----- Input rows -----

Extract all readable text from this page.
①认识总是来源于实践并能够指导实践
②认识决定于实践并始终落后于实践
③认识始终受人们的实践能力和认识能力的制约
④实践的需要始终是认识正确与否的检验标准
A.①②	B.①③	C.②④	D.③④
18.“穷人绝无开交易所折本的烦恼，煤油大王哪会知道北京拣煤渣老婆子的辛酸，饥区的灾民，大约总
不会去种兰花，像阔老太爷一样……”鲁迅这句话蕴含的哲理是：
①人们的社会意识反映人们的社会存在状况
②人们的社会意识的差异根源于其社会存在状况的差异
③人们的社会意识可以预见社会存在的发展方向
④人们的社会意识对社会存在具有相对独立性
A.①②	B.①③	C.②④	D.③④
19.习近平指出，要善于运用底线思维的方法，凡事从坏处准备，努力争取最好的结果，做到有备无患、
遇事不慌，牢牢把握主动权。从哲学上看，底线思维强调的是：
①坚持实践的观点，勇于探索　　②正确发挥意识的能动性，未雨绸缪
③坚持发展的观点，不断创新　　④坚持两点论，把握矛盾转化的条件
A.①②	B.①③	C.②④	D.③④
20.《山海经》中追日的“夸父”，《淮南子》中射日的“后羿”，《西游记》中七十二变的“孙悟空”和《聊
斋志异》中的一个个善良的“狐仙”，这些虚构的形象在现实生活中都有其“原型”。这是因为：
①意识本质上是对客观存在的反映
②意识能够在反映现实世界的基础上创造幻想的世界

-----

- Given request: Retype the listing above in full, with no alterations.

- Reply:
Extract all readable text from this page.
①认识总是来源于实践并能够指导实践
②认识决定于实践并始终落后于实践
③认识始终受人们的实践能力和认识能力的制约
④实践的需要始终是认识正确与否的检验标准
A.①②	B.①③	C.②④	D.③④
18.“穷人绝无开交易所折本的烦恼，煤油大王哪会知道北京拣煤渣老婆子的辛酸，饥区的灾民，大约总
不会去种兰花，像阔老太爷一样……”鲁迅这句话蕴含的哲理是：
①人们的社会意识反映人们的社会存在状况
②人们的社会意识的差异根源于其社会存在状况的差异
③人们的社会意识可以预见社会存在的发展方向
④人们的社会意识对社会存在具有相对独立性
A.①②	B.①③	C.②④	D.③④
19.习近平指出，要善于运用底线思维的方法，凡事从坏处准备，努力争取最好的结果，做到有备无患、
遇事不慌，牢牢把握主动权。从哲学上看，底线思维强调的是：
①坚持实践的观点，勇于探索　　②正确发挥意识的能动性，未雨绸缪
③坚持发展的观点，不断创新　　④坚持两点论，把握矛盾转化的条件
A.①②	B.①③	C.②④	D.③④
20.《山海经》中追日的“夸父”，《淮南子》中射日的“后羿”，《西游记》中七十二变的“孙悟空”和《聊
斋志异》中的一个个善良的“狐仙”，这些虚构的形象在现实生活中都有其“原型”。这是因为：
①意识本质上是对客观存在的反映
②意识能够在反映现实世界的基础上创造幻想的世界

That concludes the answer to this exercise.